● **TASK DIRECTIONS**
State only the count of lines in the listing below that hold "reports".

● **RECORDS PROVIDED**
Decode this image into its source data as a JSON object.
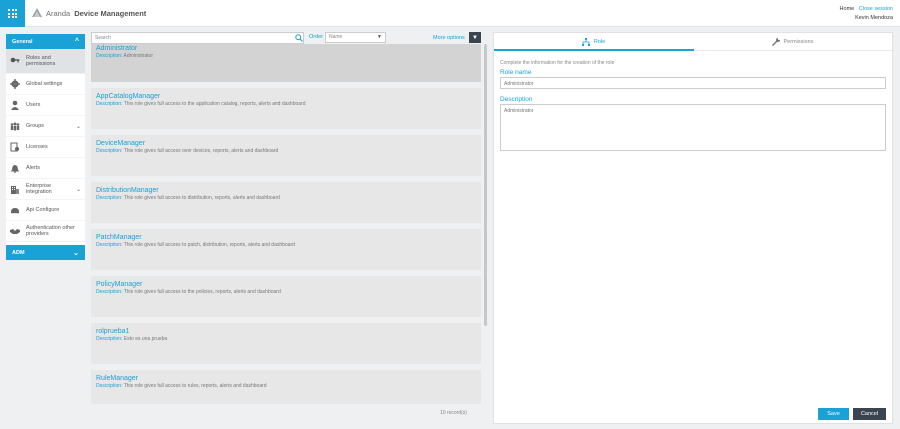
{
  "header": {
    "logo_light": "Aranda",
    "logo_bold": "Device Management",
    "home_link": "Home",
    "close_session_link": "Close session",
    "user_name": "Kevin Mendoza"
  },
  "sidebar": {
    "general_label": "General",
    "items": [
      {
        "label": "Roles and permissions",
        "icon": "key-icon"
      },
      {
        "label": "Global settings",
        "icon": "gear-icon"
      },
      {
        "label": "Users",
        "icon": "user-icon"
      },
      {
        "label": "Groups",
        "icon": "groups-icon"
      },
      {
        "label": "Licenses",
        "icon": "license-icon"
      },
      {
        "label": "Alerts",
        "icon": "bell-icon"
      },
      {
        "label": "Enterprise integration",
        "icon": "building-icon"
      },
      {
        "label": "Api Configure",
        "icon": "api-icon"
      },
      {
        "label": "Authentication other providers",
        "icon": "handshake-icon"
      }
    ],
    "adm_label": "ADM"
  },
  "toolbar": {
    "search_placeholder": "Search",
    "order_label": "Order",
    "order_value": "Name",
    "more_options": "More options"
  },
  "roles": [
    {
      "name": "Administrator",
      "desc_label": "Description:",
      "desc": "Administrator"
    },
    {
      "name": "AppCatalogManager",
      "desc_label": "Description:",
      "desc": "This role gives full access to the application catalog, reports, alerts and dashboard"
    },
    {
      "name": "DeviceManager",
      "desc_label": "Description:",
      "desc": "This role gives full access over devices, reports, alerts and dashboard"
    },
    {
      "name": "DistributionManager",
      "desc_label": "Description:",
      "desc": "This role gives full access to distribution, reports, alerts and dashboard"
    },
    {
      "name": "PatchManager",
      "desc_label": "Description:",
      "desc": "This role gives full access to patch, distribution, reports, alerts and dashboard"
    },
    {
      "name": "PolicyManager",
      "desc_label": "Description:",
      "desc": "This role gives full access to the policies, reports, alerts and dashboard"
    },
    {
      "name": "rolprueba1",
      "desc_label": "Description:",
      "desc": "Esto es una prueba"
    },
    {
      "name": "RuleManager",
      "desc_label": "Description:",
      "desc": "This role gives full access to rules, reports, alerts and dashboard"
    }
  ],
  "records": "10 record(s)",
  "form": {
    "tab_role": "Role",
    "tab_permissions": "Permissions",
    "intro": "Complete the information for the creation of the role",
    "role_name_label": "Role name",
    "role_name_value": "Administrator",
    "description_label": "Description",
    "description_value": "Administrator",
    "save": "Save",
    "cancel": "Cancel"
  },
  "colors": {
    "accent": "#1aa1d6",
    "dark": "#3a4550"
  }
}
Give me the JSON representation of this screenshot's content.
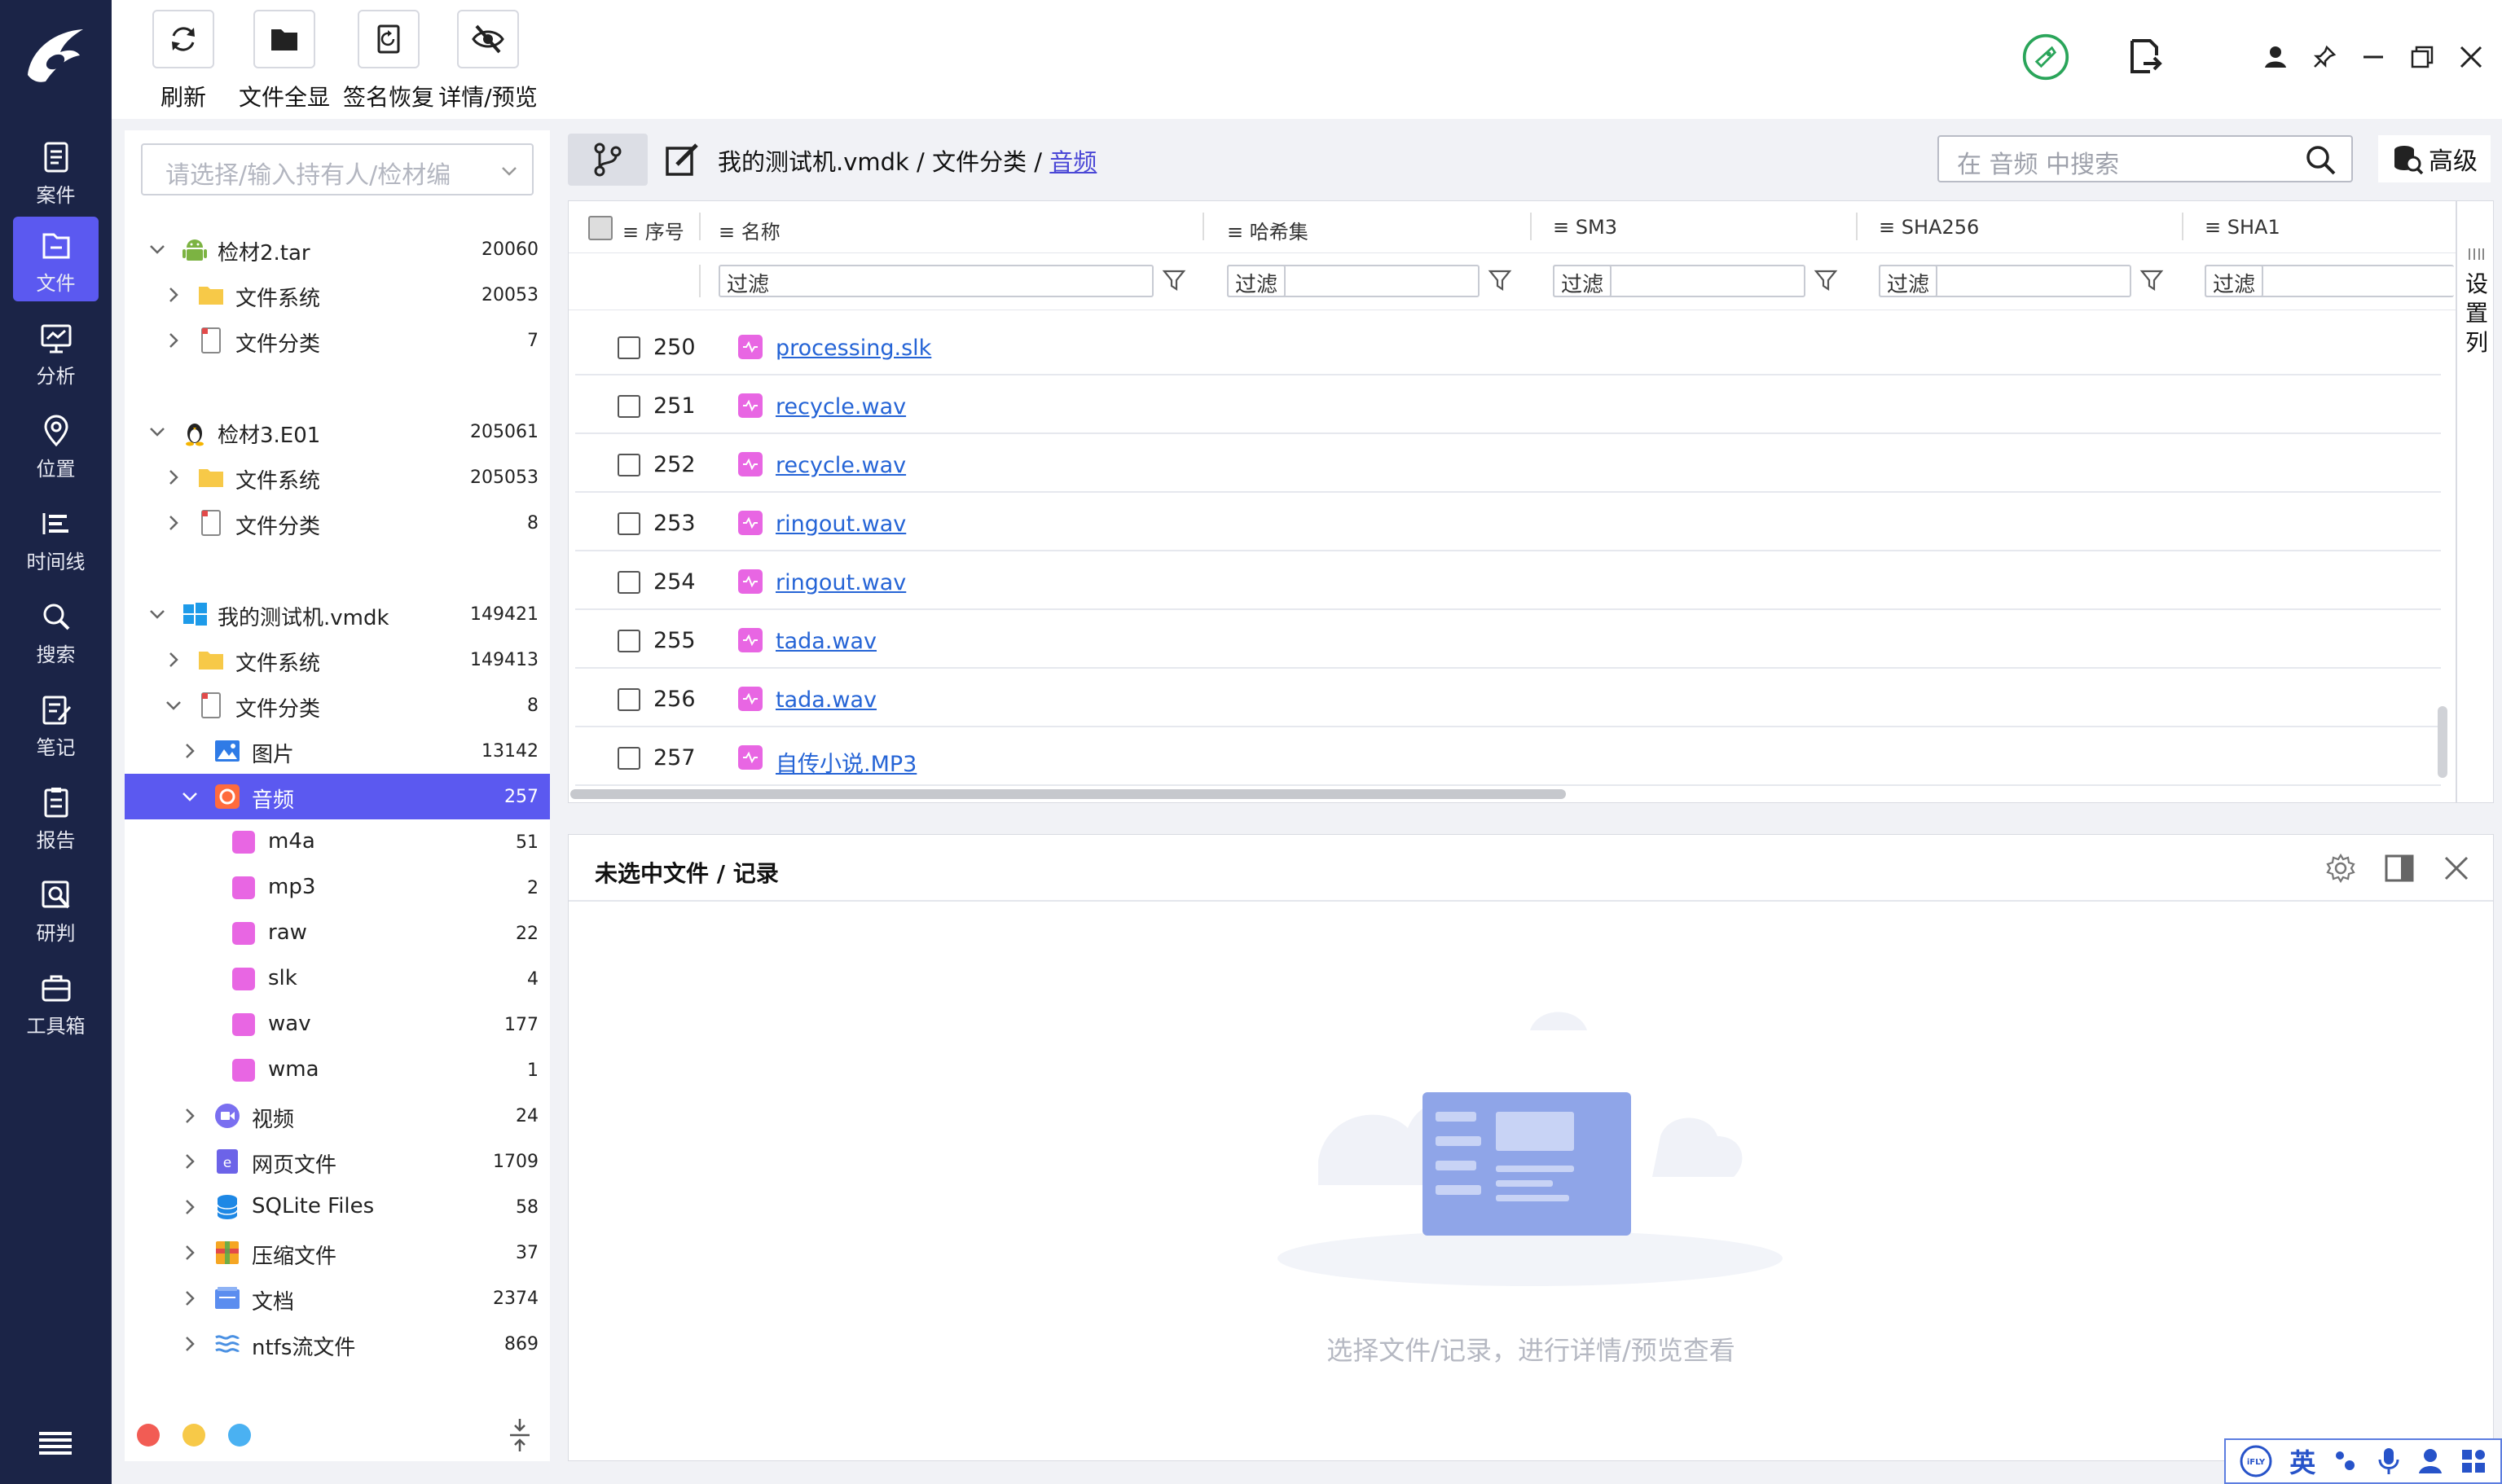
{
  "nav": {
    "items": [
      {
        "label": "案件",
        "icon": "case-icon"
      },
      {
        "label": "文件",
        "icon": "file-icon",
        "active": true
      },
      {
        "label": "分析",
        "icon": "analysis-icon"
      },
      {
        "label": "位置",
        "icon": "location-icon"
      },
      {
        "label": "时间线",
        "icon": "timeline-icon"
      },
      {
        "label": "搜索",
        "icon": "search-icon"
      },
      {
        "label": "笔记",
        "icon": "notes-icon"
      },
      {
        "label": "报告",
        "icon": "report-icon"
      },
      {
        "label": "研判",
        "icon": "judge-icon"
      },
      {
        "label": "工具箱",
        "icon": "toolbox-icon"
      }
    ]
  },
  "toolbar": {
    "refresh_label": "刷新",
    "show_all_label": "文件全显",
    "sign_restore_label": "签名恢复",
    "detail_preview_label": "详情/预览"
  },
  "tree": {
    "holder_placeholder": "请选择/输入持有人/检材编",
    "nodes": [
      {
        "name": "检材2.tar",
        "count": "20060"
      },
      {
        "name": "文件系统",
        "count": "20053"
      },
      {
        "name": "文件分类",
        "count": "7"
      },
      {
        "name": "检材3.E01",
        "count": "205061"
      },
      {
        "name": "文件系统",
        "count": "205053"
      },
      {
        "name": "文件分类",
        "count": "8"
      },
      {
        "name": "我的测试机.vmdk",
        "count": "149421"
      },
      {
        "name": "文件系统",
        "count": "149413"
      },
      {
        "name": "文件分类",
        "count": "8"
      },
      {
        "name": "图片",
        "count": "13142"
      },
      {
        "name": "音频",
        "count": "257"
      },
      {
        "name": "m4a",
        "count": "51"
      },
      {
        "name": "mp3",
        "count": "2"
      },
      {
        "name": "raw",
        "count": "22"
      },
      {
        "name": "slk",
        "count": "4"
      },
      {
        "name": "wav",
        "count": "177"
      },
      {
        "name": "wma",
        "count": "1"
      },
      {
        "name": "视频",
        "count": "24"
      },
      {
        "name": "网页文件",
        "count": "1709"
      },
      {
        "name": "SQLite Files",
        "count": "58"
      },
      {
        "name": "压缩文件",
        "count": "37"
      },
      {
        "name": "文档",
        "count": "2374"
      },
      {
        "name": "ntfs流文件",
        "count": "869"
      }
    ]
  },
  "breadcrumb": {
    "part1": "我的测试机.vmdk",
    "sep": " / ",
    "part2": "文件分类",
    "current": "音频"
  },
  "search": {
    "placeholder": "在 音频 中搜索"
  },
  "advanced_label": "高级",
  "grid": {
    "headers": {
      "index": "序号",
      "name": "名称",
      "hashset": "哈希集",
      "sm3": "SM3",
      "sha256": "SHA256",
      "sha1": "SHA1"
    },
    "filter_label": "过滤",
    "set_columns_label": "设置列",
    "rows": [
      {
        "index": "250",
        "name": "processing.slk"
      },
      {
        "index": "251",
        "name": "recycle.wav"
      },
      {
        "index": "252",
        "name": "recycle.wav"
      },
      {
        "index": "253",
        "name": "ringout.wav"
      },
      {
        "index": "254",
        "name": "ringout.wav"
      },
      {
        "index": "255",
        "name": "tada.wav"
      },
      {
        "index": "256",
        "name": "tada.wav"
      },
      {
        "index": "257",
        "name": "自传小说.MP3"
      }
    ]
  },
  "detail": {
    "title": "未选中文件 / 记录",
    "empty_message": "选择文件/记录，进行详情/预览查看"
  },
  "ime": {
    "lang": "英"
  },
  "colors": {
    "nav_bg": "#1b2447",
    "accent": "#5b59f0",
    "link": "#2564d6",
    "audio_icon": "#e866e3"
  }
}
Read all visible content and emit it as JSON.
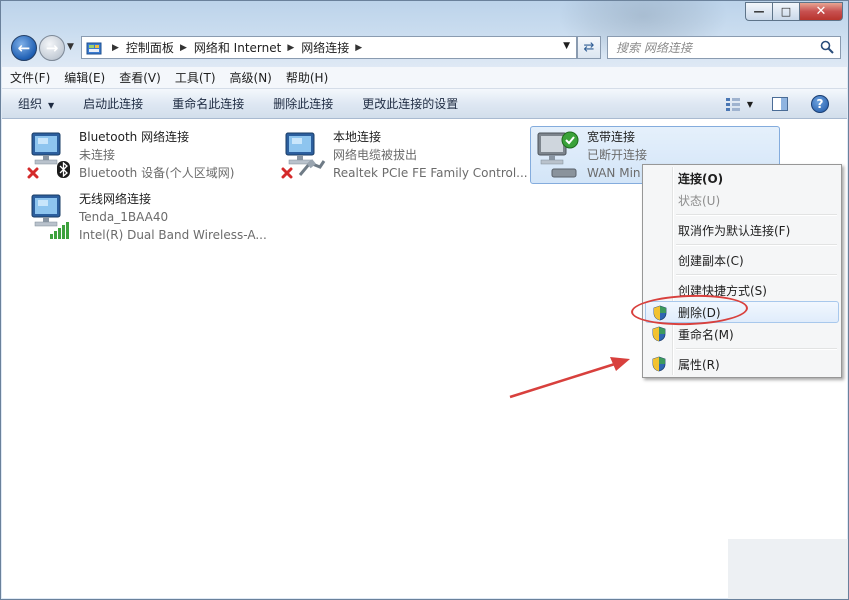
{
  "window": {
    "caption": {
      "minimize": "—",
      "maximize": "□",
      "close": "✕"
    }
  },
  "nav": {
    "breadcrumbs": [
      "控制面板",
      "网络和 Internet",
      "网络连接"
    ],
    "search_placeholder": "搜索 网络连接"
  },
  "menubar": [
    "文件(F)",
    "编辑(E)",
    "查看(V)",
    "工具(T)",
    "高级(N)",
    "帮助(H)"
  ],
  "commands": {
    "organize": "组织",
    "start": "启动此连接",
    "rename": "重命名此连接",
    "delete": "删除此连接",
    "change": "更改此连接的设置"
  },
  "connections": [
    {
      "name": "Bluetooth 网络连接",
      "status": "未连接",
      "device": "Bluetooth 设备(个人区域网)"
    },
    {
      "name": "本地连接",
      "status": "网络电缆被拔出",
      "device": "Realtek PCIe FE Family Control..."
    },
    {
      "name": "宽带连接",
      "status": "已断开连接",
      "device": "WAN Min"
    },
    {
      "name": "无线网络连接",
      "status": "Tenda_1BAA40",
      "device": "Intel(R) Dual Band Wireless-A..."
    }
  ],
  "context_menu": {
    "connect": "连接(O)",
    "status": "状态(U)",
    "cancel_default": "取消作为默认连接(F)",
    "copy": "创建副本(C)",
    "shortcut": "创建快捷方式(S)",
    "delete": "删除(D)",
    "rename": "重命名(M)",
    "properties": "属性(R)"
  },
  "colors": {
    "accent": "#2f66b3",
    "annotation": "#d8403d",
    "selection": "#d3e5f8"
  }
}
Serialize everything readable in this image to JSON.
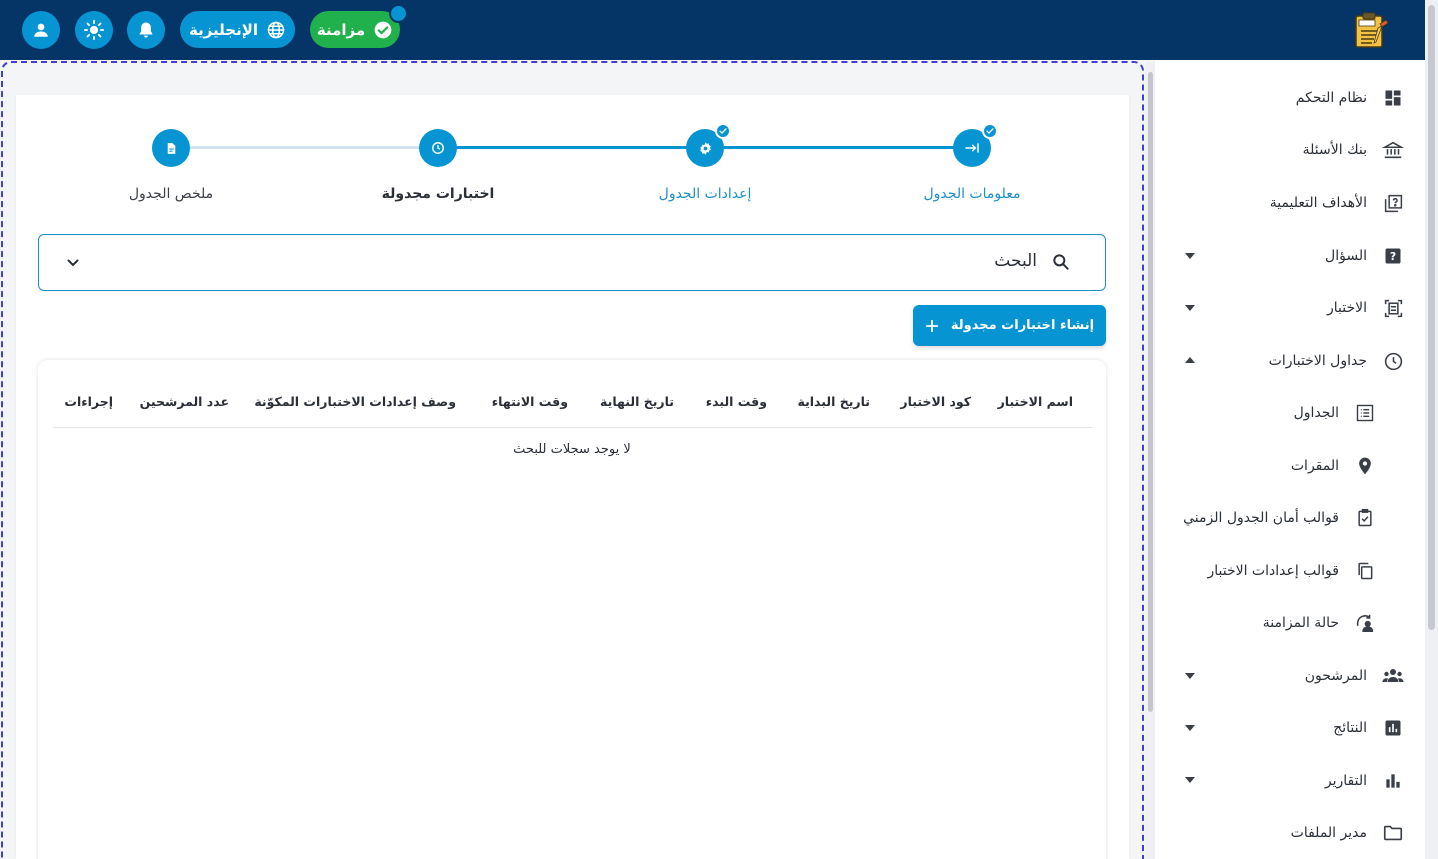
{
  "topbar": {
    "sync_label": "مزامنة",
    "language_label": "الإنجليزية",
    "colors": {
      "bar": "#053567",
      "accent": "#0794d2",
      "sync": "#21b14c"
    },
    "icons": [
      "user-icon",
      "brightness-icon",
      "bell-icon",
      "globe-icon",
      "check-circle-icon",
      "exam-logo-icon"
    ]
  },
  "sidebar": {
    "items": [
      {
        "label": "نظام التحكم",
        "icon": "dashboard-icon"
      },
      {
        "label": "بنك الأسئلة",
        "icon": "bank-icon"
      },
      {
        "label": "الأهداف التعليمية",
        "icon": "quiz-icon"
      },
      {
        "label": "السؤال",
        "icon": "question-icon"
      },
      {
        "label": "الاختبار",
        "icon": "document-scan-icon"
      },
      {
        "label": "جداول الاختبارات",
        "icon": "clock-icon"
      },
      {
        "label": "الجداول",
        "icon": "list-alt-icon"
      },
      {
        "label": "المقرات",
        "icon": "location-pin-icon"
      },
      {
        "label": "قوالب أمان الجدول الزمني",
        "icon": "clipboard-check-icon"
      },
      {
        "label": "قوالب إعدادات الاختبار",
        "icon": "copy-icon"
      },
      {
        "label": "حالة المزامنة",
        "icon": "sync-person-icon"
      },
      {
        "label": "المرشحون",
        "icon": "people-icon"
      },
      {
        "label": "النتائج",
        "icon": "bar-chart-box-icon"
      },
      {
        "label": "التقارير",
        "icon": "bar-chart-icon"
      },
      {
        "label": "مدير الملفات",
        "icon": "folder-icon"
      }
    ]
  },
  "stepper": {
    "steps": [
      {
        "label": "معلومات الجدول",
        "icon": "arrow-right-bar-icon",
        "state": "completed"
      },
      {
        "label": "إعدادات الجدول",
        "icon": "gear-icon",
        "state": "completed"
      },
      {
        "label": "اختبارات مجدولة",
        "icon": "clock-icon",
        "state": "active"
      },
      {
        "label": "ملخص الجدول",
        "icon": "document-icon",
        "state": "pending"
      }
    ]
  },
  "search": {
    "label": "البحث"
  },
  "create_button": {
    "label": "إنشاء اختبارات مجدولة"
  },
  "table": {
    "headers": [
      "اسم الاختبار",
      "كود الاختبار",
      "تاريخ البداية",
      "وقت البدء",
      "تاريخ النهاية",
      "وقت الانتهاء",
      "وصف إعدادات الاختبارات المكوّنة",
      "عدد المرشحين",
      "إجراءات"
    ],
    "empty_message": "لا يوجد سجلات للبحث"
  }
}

● **REPLY TO THE TASK**
6